What you have to do:
The records below must be transcribed exactly. Do not include the pictures.

Stored items from a collection
○ ○ ○

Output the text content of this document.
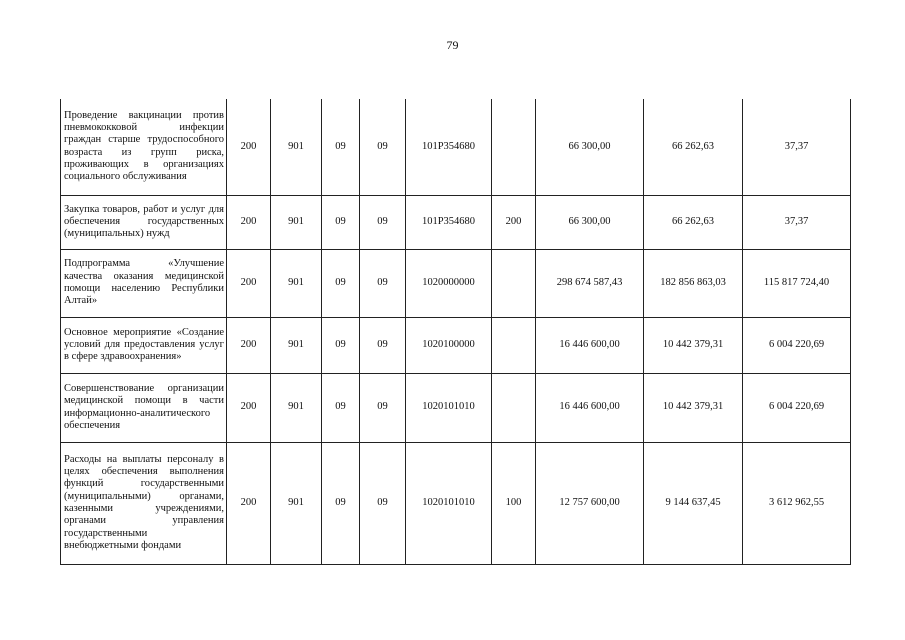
79
Проведение вакцинации против пневмококковой инфекции граждан старше трудоспособного возраста из групп риска, проживающих в организациях социального обслуживания	200	901	09	09	101P354680		66 300,00	66 262,63	37,37
Закупка товаров, работ и услуг для обеспечения государственных (муниципальных) нужд	200	901	09	09	101P354680	200	66 300,00	66 262,63	37,37
Подпрограмма «Улучшение качества оказания медицинской помощи населению Республики Алтай»	200	901	09	09	1020000000		298 674 587,43	182 856 863,03	115 817 724,40
Основное мероприятие «Создание условий для предоставления услуг в сфере здравоохранения»	200	901	09	09	1020100000		16 446 600,00	10 442 379,31	6 004 220,69
Совершенствование организации медицинской помощи в части информационно-аналитического обеспечения	200	901	09	09	1020101010		16 446 600,00	10 442 379,31	6 004 220,69
Расходы на выплаты персоналу в целях обеспечения выполнения функций государственными (муниципальными) органами, казенными учреждениями, органами управления государственными внебюджетными фондами	200	901	09	09	1020101010	100	12 757 600,00	9 144 637,45	3 612 962,55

○ ○ ○

Expected answer:
Output the text content of this document.
79
Проведение вакцинации против пневмококковой инфекции граждан старше трудоспособного возраста из групп риска, проживающих в организациях социального обслуживания	200	901	09	09	101P354680		66 300,00	66 262,63	37,37
Закупка товаров, работ и услуг для обеспечения государственных (муниципальных) нужд	200	901	09	09	101P354680	200	66 300,00	66 262,63	37,37
Подпрограмма «Улучшение качества оказания медицинской помощи населению Республики Алтай»	200	901	09	09	1020000000		298 674 587,43	182 856 863,03	115 817 724,40
Основное мероприятие «Создание условий для предоставления услуг в сфере здравоохранения»	200	901	09	09	1020100000		16 446 600,00	10 442 379,31	6 004 220,69
Совершенствование организации медицинской помощи в части информационно-аналитического обеспечения	200	901	09	09	1020101010		16 446 600,00	10 442 379,31	6 004 220,69
Расходы на выплаты персоналу в целях обеспечения выполнения функций государственными (муниципальными) органами, казенными учреждениями, органами управления государственными внебюджетными фондами	200	901	09	09	1020101010	100	12 757 600,00	9 144 637,45	3 612 962,55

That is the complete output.